▶ **Problem to solve**
Extract all data as written.

▶ **Materials provided**
▶

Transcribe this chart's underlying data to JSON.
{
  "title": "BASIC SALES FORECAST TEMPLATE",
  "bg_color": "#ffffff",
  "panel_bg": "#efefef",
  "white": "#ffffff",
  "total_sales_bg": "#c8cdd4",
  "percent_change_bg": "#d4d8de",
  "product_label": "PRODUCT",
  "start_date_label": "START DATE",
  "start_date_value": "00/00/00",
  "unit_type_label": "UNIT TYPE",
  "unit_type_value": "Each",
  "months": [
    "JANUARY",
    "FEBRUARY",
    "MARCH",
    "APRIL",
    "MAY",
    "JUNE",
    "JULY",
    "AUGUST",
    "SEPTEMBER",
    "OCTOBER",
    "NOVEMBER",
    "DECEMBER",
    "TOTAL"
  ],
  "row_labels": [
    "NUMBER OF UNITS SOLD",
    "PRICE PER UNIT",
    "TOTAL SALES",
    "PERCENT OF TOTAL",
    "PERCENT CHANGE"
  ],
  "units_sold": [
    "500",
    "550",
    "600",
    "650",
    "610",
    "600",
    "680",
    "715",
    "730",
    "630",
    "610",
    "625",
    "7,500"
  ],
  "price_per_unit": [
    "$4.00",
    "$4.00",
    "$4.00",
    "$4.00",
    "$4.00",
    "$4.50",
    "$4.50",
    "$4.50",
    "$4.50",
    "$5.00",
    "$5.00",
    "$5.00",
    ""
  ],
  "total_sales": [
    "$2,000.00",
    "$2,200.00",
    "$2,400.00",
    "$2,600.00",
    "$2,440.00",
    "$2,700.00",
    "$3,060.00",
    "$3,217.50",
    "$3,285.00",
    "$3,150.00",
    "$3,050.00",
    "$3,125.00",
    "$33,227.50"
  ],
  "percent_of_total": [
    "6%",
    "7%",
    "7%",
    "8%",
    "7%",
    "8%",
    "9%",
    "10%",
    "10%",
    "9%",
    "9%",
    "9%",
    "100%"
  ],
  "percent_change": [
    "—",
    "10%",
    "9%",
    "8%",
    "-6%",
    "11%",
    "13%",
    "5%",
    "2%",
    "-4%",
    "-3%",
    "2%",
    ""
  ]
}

◀

▶ **Full solution**
Transcribe this chart's underlying data to JSON.
{
  "title": "BASIC SALES FORECAST TEMPLATE",
  "bg_color": "#ffffff",
  "panel_bg": "#efefef",
  "white": "#ffffff",
  "total_sales_bg": "#c8cdd4",
  "percent_change_bg": "#d4d8de",
  "product_label": "PRODUCT",
  "start_date_label": "START DATE",
  "start_date_value": "00/00/00",
  "unit_type_label": "UNIT TYPE",
  "unit_type_value": "Each",
  "months": [
    "JANUARY",
    "FEBRUARY",
    "MARCH",
    "APRIL",
    "MAY",
    "JUNE",
    "JULY",
    "AUGUST",
    "SEPTEMBER",
    "OCTOBER",
    "NOVEMBER",
    "DECEMBER",
    "TOTAL"
  ],
  "row_labels": [
    "NUMBER OF UNITS SOLD",
    "PRICE PER UNIT",
    "TOTAL SALES",
    "PERCENT OF TOTAL",
    "PERCENT CHANGE"
  ],
  "units_sold": [
    "500",
    "550",
    "600",
    "650",
    "610",
    "600",
    "680",
    "715",
    "730",
    "630",
    "610",
    "625",
    "7,500"
  ],
  "price_per_unit": [
    "$4.00",
    "$4.00",
    "$4.00",
    "$4.00",
    "$4.00",
    "$4.50",
    "$4.50",
    "$4.50",
    "$4.50",
    "$5.00",
    "$5.00",
    "$5.00",
    ""
  ],
  "total_sales": [
    "$2,000.00",
    "$2,200.00",
    "$2,400.00",
    "$2,600.00",
    "$2,440.00",
    "$2,700.00",
    "$3,060.00",
    "$3,217.50",
    "$3,285.00",
    "$3,150.00",
    "$3,050.00",
    "$3,125.00",
    "$33,227.50"
  ],
  "percent_of_total": [
    "6%",
    "7%",
    "7%",
    "8%",
    "7%",
    "8%",
    "9%",
    "10%",
    "10%",
    "9%",
    "9%",
    "9%",
    "100%"
  ],
  "percent_change": [
    "—",
    "10%",
    "9%",
    "8%",
    "-6%",
    "11%",
    "13%",
    "5%",
    "2%",
    "-4%",
    "-3%",
    "2%",
    ""
  ]
}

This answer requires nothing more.